Which lines hold the string "inherit"? Copy every one of them.

• **RECORD EXTRACTS**:
┌────────

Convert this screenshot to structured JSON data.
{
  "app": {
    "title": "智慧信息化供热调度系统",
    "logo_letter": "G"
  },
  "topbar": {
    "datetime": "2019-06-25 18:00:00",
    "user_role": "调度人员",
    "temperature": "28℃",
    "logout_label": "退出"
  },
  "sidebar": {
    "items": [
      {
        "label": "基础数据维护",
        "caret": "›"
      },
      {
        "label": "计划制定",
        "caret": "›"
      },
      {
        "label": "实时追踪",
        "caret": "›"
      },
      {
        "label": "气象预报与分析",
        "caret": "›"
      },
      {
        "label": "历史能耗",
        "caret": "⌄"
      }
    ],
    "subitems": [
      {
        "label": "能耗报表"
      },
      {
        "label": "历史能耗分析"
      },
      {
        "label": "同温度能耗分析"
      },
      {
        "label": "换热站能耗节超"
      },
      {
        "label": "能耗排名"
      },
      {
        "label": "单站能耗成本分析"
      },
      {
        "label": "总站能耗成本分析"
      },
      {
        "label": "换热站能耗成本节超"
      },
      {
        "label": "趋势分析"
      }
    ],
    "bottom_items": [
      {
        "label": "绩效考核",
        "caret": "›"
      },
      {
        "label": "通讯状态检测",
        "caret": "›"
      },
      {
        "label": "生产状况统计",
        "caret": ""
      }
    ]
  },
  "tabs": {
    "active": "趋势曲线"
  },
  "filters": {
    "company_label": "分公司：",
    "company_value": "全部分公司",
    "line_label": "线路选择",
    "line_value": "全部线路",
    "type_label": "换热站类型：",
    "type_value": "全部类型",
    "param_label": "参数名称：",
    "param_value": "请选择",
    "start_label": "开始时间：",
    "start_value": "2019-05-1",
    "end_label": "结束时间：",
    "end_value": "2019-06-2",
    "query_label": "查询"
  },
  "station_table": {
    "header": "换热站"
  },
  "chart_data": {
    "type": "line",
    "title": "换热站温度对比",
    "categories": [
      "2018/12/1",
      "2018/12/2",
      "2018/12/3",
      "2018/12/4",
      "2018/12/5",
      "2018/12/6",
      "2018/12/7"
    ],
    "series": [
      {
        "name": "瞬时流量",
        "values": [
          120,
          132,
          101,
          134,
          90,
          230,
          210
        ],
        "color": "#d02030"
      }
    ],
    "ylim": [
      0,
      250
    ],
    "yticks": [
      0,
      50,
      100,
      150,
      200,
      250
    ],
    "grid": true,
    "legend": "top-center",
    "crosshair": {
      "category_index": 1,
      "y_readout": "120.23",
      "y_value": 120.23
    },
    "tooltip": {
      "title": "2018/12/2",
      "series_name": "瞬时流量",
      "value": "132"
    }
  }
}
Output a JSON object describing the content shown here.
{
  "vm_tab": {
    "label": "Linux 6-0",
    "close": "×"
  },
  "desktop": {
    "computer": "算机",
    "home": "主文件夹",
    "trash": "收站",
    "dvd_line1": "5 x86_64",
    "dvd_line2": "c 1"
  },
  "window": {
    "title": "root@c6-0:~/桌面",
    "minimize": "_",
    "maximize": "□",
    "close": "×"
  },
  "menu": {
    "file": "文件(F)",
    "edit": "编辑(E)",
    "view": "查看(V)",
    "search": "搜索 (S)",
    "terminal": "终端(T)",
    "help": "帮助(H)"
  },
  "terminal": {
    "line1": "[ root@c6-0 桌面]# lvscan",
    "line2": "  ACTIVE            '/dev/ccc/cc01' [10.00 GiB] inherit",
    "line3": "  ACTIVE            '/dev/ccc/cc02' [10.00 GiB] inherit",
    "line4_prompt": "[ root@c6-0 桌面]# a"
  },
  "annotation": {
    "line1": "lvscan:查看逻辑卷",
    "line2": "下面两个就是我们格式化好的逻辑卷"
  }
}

└────────

• **SOLUTION BELOW**:
    "line2": "  ACTIVE            '/dev/ccc/cc01' [10.00 GiB] inherit",
    "line3": "  ACTIVE            '/dev/ccc/cc02' [10.00 GiB] inherit",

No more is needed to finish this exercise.